» The task
Omit the pictures, then write out every entry exactly as it reads.

### Supplied entries ###

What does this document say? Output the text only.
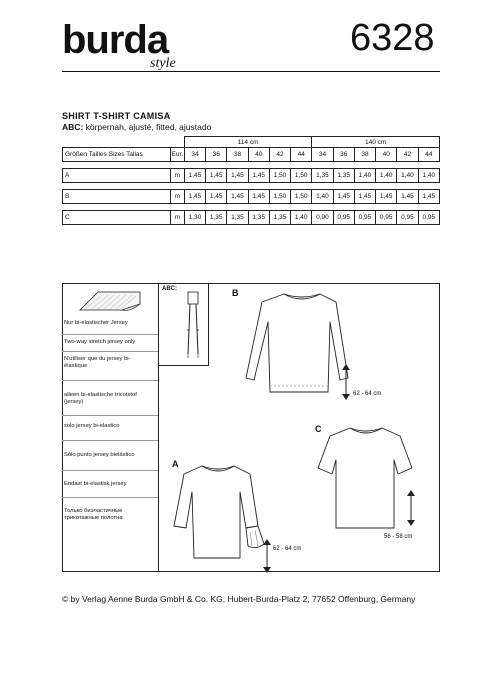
burda
style
6328
SHIRT T-SHIRT CAMISA
ABC: körpernah, ajusté, fitted, ajustado
		114 cm						140 cm					
Größen Tailles Sizes Tallas	Eur.	34	36	38	40	42	44	34	36	38	40	42	44

A	m	1,45	1,45	1,45	1,45	1,50	1,50	1,35	1,35	1,40	1,40	1,40	1,40

B	m	1,45	1,45	1,45	1,45	1,50	1,50	1,40	1,45	1,45	1,45	1,45	1,45

C	m	1,30	1,35	1,35	1,35	1,35	1,40	0,90	0,95	0,95	0,95	0,95	0,95
Nur bi-elastischer Jersey
Two-way stretch jersey only
N'utiliser que du jersey bi-élastique
alleen bi-elastische tricotstof (jersey)
solo jersey bi-elastico
Sólo punto jersey bielástico
Endast bi-elastisk jersey
Только биэластичные трикотажные полотна
ABC:	B
C
A
62 - 64 cm
56 - 58 cm
62 - 64 cm
© by Verlag Aenne Burda GmbH & Co. KG, Hubert-Burda-Platz 2, 77652 Offenburg, Germany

###

» Answer to the task
What does this document say? Output the text only.
burda
style
6328
SHIRT T-SHIRT CAMISA
ABC: körpernah, ajusté, fitted, ajustado
		114 cm						140 cm					
Größen Tailles Sizes Tallas	Eur.	34	36	38	40	42	44	34	36	38	40	42	44

A	m	1,45	1,45	1,45	1,45	1,50	1,50	1,35	1,35	1,40	1,40	1,40	1,40

B	m	1,45	1,45	1,45	1,45	1,50	1,50	1,40	1,45	1,45	1,45	1,45	1,45

C	m	1,30	1,35	1,35	1,35	1,35	1,40	0,90	0,95	0,95	0,95	0,95	0,95
Nur bi-elastischer Jersey
Two-way stretch jersey only
N'utiliser que du jersey bi-élastique
alleen bi-elastische tricotstof (jersey)
solo jersey bi-elastico
Sólo punto jersey bielástico
Endast bi-elastisk jersey
Только биэластичные трикотажные полотна
ABC:	B
C
A
62 - 64 cm
56 - 58 cm
62 - 64 cm
© by Verlag Aenne Burda GmbH & Co. KG, Hubert-Burda-Platz 2, 77652 Offenburg, Germany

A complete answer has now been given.